(Recorded data)
--- --- ---
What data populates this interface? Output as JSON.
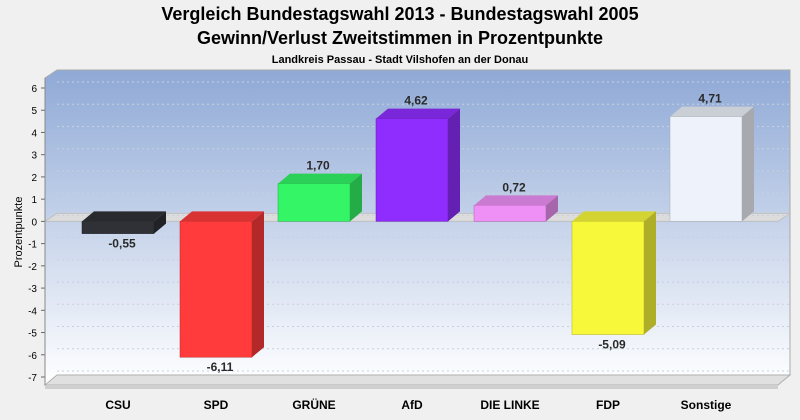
{
  "chart_data": {
    "type": "bar",
    "title": "Vergleich Bundestagswahl 2013 - Bundestagswahl 2005",
    "title_line2": "Gewinn/Verlust Zweitstimmen in Prozentpunkte",
    "subtitle": "Landkreis Passau - Stadt Vilshofen an der Donau",
    "xlabel": "",
    "ylabel": "Prozentpunkte",
    "ylim": [
      -7,
      6
    ],
    "yticks": [
      6,
      5,
      4,
      3,
      2,
      1,
      0,
      -1,
      -2,
      -3,
      -4,
      -5,
      -6,
      -7
    ],
    "grid": true,
    "categories": [
      "CSU",
      "SPD",
      "GRÜNE",
      "AfD",
      "DIE LINKE",
      "FDP",
      "Sonstige"
    ],
    "values": [
      -0.55,
      -6.11,
      1.7,
      4.62,
      0.72,
      -5.09,
      4.71
    ],
    "value_labels": [
      "-0,55",
      "-6,11",
      "1,70",
      "4,62",
      "0,72",
      "-5,09",
      "4,71"
    ],
    "colors": [
      "#2f3136",
      "#ff3b3b",
      "#33f566",
      "#8f2dff",
      "#ee90f5",
      "#f8f83a",
      "#eef2fa"
    ]
  }
}
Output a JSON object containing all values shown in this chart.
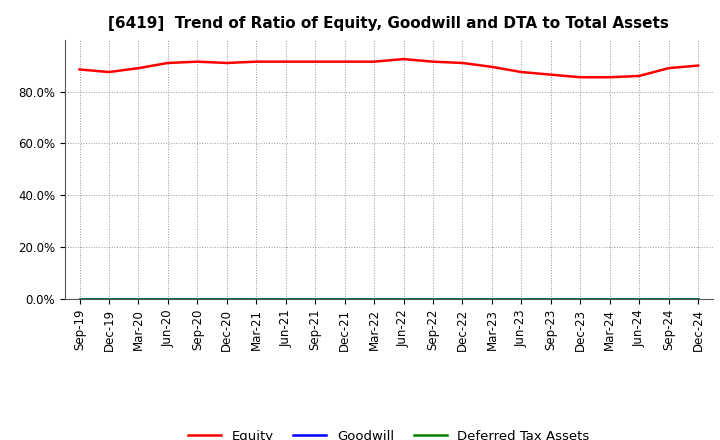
{
  "title": "[6419]  Trend of Ratio of Equity, Goodwill and DTA to Total Assets",
  "x_labels": [
    "Sep-19",
    "Dec-19",
    "Mar-20",
    "Jun-20",
    "Sep-20",
    "Dec-20",
    "Mar-21",
    "Jun-21",
    "Sep-21",
    "Dec-21",
    "Mar-22",
    "Jun-22",
    "Sep-22",
    "Dec-22",
    "Mar-23",
    "Jun-23",
    "Sep-23",
    "Dec-23",
    "Mar-24",
    "Jun-24",
    "Sep-24",
    "Dec-24"
  ],
  "equity": [
    88.5,
    87.5,
    89.0,
    91.0,
    91.5,
    91.0,
    91.5,
    91.5,
    91.5,
    91.5,
    91.5,
    92.5,
    91.5,
    91.0,
    89.5,
    87.5,
    86.5,
    85.5,
    85.5,
    86.0,
    89.0,
    90.0
  ],
  "goodwill": [
    0.0,
    0.0,
    0.0,
    0.0,
    0.0,
    0.0,
    0.0,
    0.0,
    0.0,
    0.0,
    0.0,
    0.0,
    0.0,
    0.0,
    0.0,
    0.0,
    0.0,
    0.0,
    0.0,
    0.0,
    0.0,
    0.0
  ],
  "dta": [
    0.0,
    0.0,
    0.0,
    0.0,
    0.0,
    0.0,
    0.0,
    0.0,
    0.0,
    0.0,
    0.0,
    0.0,
    0.0,
    0.0,
    0.0,
    0.0,
    0.0,
    0.0,
    0.0,
    0.0,
    0.0,
    0.0
  ],
  "equity_color": "#ff0000",
  "goodwill_color": "#0000ff",
  "dta_color": "#008000",
  "ylim": [
    0,
    100
  ],
  "yticks": [
    0,
    20,
    40,
    60,
    80
  ],
  "ytick_labels": [
    "0.0%",
    "20.0%",
    "40.0%",
    "60.0%",
    "80.0%"
  ],
  "background_color": "#ffffff",
  "plot_bg_color": "#ffffff",
  "grid_color": "#999999",
  "title_fontsize": 11,
  "tick_fontsize": 8.5,
  "legend_labels": [
    "Equity",
    "Goodwill",
    "Deferred Tax Assets"
  ]
}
--- --- ---
• Instruction: Without including any pictures, print all of the material exactly as given.

• Task output:
What data populates this interface? Output as JSON.
{
  "chart_data": {
    "type": "bar",
    "title": "Vergleich Bundestagswahl 2013 - Bundestagswahl 2005",
    "title_line2": "Gewinn/Verlust Zweitstimmen in Prozentpunkte",
    "subtitle": "Landkreis Passau - Stadt Vilshofen an der Donau",
    "xlabel": "",
    "ylabel": "Prozentpunkte",
    "ylim": [
      -7,
      6
    ],
    "yticks": [
      6,
      5,
      4,
      3,
      2,
      1,
      0,
      -1,
      -2,
      -3,
      -4,
      -5,
      -6,
      -7
    ],
    "grid": true,
    "categories": [
      "CSU",
      "SPD",
      "GRÜNE",
      "AfD",
      "DIE LINKE",
      "FDP",
      "Sonstige"
    ],
    "values": [
      -0.55,
      -6.11,
      1.7,
      4.62,
      0.72,
      -5.09,
      4.71
    ],
    "value_labels": [
      "-0,55",
      "-6,11",
      "1,70",
      "4,62",
      "0,72",
      "-5,09",
      "4,71"
    ],
    "colors": [
      "#2f3136",
      "#ff3b3b",
      "#33f566",
      "#8f2dff",
      "#ee90f5",
      "#f8f83a",
      "#eef2fa"
    ]
  }
}
Output a JSON object containing all values shown in this chart.
{
  "title": "[6419]  Trend of Ratio of Equity, Goodwill and DTA to Total Assets",
  "x_labels": [
    "Sep-19",
    "Dec-19",
    "Mar-20",
    "Jun-20",
    "Sep-20",
    "Dec-20",
    "Mar-21",
    "Jun-21",
    "Sep-21",
    "Dec-21",
    "Mar-22",
    "Jun-22",
    "Sep-22",
    "Dec-22",
    "Mar-23",
    "Jun-23",
    "Sep-23",
    "Dec-23",
    "Mar-24",
    "Jun-24",
    "Sep-24",
    "Dec-24"
  ],
  "equity": [
    88.5,
    87.5,
    89.0,
    91.0,
    91.5,
    91.0,
    91.5,
    91.5,
    91.5,
    91.5,
    91.5,
    92.5,
    91.5,
    91.0,
    89.5,
    87.5,
    86.5,
    85.5,
    85.5,
    86.0,
    89.0,
    90.0
  ],
  "goodwill": [
    0.0,
    0.0,
    0.0,
    0.0,
    0.0,
    0.0,
    0.0,
    0.0,
    0.0,
    0.0,
    0.0,
    0.0,
    0.0,
    0.0,
    0.0,
    0.0,
    0.0,
    0.0,
    0.0,
    0.0,
    0.0,
    0.0
  ],
  "dta": [
    0.0,
    0.0,
    0.0,
    0.0,
    0.0,
    0.0,
    0.0,
    0.0,
    0.0,
    0.0,
    0.0,
    0.0,
    0.0,
    0.0,
    0.0,
    0.0,
    0.0,
    0.0,
    0.0,
    0.0,
    0.0,
    0.0
  ],
  "equity_color": "#ff0000",
  "goodwill_color": "#0000ff",
  "dta_color": "#008000",
  "ylim": [
    0,
    100
  ],
  "yticks": [
    0,
    20,
    40,
    60,
    80
  ],
  "ytick_labels": [
    "0.0%",
    "20.0%",
    "40.0%",
    "60.0%",
    "80.0%"
  ],
  "background_color": "#ffffff",
  "plot_bg_color": "#ffffff",
  "grid_color": "#999999",
  "title_fontsize": 11,
  "tick_fontsize": 8.5,
  "legend_labels": [
    "Equity",
    "Goodwill",
    "Deferred Tax Assets"
  ]
}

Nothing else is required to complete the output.